**TASK BRIEF:**
Please copy every line of the records below that holds the word "JSON".

**INPUT MATERIAL:**
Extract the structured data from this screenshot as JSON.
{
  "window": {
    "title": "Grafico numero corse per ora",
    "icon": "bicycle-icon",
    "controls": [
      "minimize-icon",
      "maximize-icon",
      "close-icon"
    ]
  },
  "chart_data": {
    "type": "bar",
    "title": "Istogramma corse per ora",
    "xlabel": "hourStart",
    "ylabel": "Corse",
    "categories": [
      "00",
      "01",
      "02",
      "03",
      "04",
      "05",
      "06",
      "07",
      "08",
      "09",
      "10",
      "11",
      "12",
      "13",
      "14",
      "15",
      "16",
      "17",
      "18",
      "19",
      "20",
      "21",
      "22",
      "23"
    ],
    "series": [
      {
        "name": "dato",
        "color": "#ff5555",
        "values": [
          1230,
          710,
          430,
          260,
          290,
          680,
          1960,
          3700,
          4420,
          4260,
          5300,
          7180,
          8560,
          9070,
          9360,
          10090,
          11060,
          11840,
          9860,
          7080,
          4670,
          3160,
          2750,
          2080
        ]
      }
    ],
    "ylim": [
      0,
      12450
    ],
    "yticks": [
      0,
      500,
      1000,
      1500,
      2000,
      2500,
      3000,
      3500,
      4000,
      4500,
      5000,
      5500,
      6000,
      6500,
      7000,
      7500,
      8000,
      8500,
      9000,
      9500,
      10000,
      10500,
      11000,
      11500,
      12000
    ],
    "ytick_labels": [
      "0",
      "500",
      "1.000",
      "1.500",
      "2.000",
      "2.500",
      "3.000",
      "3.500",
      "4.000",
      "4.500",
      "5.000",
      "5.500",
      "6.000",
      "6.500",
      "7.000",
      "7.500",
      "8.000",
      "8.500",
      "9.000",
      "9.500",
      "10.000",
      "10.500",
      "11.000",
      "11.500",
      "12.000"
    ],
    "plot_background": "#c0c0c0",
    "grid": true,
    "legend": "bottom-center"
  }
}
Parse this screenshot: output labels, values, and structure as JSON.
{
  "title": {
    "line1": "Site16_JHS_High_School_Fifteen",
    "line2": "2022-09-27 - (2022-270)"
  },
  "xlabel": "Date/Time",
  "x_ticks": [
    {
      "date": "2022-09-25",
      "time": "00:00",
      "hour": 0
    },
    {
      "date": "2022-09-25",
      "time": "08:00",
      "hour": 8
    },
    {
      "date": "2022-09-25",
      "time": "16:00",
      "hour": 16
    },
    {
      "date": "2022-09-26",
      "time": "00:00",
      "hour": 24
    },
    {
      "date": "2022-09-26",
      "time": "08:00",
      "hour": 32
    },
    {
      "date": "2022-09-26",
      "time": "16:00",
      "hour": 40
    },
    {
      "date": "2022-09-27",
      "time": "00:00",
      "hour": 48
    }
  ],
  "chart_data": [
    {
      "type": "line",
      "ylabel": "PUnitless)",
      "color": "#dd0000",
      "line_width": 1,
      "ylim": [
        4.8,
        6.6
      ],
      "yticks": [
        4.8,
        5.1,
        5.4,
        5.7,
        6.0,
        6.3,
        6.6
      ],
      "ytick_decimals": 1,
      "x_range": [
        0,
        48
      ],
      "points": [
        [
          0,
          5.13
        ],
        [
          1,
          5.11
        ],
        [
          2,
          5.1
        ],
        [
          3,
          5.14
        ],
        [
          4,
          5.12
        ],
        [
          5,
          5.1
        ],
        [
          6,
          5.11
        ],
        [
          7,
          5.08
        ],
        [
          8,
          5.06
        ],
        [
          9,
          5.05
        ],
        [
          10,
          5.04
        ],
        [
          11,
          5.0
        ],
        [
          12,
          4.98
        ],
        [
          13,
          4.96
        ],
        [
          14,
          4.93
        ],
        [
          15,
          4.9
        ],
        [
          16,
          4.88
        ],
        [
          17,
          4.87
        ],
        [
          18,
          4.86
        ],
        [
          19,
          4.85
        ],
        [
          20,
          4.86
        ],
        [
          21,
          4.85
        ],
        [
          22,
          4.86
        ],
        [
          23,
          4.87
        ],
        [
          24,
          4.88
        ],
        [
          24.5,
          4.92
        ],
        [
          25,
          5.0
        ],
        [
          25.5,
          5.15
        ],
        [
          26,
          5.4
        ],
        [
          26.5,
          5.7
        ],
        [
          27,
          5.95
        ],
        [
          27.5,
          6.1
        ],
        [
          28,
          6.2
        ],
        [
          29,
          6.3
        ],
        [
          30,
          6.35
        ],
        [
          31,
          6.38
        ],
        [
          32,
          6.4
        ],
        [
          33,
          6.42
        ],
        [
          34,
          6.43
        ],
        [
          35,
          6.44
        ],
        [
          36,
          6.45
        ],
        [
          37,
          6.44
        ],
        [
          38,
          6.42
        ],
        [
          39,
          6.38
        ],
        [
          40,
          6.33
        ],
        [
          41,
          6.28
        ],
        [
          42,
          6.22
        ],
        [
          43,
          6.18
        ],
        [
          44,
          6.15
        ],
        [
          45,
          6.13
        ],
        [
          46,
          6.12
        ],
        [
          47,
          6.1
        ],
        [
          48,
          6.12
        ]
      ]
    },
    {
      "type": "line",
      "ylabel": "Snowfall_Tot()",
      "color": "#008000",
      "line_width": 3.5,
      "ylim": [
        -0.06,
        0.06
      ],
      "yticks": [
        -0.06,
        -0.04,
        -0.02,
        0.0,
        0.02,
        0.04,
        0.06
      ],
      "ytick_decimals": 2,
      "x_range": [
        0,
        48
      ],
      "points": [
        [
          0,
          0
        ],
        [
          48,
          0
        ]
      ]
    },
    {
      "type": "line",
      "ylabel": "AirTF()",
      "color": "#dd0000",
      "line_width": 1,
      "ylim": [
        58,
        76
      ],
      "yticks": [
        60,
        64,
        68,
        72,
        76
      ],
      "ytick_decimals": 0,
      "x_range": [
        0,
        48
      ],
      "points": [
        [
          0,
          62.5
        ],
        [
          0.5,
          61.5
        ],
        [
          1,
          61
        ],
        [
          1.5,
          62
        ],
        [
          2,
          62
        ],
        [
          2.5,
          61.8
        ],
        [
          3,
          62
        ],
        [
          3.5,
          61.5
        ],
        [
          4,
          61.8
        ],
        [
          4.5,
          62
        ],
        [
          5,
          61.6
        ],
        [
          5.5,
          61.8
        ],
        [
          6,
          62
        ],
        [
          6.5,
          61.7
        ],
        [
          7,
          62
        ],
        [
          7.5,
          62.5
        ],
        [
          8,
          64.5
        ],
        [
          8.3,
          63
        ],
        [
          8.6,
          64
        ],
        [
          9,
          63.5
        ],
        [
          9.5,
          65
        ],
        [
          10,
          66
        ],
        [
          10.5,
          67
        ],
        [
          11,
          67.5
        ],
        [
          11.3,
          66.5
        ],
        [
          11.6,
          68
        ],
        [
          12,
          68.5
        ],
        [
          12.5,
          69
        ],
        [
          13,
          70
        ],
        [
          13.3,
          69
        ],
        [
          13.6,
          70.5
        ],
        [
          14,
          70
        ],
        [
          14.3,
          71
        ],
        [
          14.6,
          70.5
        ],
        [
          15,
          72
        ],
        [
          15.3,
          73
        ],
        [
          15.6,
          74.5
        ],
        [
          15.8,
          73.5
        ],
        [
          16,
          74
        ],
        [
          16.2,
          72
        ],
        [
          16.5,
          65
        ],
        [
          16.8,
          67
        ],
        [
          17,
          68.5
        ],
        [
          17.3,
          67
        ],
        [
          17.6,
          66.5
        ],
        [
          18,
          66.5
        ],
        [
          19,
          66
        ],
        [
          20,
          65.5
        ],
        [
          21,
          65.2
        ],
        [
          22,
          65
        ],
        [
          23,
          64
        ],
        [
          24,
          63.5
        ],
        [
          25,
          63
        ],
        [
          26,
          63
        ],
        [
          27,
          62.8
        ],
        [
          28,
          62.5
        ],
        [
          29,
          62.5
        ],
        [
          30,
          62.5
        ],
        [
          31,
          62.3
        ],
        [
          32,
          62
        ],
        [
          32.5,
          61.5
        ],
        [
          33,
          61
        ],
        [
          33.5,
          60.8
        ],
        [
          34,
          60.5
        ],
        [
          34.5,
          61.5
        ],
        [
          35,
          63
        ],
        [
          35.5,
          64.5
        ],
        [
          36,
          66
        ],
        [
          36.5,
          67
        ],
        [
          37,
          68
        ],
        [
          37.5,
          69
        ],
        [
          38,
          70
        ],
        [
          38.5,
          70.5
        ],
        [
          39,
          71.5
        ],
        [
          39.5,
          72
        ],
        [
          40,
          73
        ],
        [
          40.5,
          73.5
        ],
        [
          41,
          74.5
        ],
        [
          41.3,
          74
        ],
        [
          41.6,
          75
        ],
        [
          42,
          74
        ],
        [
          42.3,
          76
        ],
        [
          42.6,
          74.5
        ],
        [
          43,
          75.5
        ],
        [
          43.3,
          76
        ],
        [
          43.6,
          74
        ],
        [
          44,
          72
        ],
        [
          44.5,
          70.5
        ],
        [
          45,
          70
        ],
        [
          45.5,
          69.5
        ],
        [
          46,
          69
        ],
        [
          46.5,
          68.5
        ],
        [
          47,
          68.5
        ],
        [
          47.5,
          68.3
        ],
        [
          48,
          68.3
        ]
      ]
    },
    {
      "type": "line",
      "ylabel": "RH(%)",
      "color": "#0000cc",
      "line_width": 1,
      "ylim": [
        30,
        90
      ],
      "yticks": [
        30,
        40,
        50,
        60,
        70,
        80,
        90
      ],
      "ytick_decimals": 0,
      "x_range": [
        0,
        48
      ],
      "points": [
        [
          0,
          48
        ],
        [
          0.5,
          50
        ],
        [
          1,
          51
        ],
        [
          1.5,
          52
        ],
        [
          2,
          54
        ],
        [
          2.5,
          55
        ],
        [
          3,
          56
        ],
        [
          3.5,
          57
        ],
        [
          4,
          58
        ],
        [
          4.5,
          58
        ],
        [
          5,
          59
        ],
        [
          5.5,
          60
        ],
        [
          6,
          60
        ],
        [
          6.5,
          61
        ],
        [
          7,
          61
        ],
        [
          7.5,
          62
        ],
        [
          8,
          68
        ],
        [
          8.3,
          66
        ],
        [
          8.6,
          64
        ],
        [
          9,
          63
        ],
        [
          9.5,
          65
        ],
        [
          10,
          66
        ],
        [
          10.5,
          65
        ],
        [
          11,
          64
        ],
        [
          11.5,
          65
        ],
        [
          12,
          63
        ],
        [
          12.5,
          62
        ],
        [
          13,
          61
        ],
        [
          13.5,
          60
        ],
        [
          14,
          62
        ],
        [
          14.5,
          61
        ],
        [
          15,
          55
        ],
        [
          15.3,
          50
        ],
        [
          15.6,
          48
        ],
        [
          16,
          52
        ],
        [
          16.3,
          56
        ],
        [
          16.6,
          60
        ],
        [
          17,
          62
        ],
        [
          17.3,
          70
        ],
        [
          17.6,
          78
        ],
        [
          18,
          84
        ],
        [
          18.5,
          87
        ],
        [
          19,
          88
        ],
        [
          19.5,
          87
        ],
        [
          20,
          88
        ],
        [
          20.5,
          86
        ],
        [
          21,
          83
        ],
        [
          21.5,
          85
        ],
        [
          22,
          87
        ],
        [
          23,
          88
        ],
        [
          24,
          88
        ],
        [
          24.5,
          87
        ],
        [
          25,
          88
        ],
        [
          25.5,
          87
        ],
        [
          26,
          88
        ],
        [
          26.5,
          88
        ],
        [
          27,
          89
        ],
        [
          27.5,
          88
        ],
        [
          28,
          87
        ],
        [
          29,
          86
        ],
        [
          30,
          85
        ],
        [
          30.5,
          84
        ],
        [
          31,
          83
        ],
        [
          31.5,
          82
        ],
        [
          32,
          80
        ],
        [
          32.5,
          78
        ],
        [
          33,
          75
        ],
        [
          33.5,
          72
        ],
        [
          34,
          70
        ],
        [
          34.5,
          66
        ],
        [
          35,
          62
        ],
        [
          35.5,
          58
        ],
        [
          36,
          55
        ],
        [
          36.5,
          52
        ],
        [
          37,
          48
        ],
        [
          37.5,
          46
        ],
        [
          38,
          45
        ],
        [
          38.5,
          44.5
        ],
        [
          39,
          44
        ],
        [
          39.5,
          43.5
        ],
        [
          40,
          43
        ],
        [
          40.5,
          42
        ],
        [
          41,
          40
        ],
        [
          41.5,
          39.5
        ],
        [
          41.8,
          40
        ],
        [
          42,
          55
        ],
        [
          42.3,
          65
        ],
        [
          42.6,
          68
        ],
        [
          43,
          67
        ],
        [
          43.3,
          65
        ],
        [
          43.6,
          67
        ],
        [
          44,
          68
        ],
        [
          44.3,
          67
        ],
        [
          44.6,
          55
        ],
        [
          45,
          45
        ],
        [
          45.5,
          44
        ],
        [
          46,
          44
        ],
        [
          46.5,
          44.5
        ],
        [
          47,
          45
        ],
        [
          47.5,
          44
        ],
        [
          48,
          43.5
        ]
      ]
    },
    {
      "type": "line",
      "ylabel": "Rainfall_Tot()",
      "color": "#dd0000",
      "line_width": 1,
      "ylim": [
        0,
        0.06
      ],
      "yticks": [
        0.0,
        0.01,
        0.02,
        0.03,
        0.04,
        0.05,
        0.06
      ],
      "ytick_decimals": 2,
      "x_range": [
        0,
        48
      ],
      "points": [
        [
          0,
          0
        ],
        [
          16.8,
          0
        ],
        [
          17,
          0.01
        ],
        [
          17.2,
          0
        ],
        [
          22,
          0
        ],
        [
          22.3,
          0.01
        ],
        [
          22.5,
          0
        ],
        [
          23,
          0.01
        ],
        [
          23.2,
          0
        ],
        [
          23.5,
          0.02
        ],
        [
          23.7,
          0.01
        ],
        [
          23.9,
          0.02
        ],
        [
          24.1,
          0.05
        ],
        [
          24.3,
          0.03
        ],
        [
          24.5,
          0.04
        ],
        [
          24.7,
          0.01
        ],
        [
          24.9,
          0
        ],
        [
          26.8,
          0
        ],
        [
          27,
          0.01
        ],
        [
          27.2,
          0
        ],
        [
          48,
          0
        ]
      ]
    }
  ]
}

**SOLUTION TO THIS TASK:**
Extract the structured data from this screenshot as JSON.
Parse this screenshot: output labels, values, and structure as JSON.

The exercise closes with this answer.